**Written problem**
Quote every line as given.

──────── Dataset extract ────────

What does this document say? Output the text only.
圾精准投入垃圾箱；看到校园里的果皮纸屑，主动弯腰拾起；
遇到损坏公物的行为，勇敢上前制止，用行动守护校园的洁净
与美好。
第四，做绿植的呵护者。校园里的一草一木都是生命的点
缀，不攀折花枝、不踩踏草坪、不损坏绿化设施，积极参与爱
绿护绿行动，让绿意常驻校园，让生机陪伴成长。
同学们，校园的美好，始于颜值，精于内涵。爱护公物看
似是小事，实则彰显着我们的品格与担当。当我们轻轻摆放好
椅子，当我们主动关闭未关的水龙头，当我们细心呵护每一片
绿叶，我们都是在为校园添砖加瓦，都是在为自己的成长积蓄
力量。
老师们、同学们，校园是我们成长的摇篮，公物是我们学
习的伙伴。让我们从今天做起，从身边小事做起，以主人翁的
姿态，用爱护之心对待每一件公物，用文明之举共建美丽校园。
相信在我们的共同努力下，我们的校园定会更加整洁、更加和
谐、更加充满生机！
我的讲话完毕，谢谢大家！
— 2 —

────────

**Solution to this problem**
What does this document say? Output the text only.
圾精准投入垃圾箱；看到校园里的果皮纸屑，主动弯腰拾起；
遇到损坏公物的行为，勇敢上前制止，用行动守护校园的洁净
与美好。
第四，做绿植的呵护者。校园里的一草一木都是生命的点
缀，不攀折花枝、不踩踏草坪、不损坏绿化设施，积极参与爱
绿护绿行动，让绿意常驻校园，让生机陪伴成长。
同学们，校园的美好，始于颜值，精于内涵。爱护公物看
似是小事，实则彰显着我们的品格与担当。当我们轻轻摆放好
椅子，当我们主动关闭未关的水龙头，当我们细心呵护每一片
绿叶，我们都是在为校园添砖加瓦，都是在为自己的成长积蓄
力量。
老师们、同学们，校园是我们成长的摇篮，公物是我们学
习的伙伴。让我们从今天做起，从身边小事做起，以主人翁的
姿态，用爱护之心对待每一件公物，用文明之举共建美丽校园。
相信在我们的共同努力下，我们的校园定会更加整洁、更加和
谐、更加充满生机！
我的讲话完毕，谢谢大家！
— 2 —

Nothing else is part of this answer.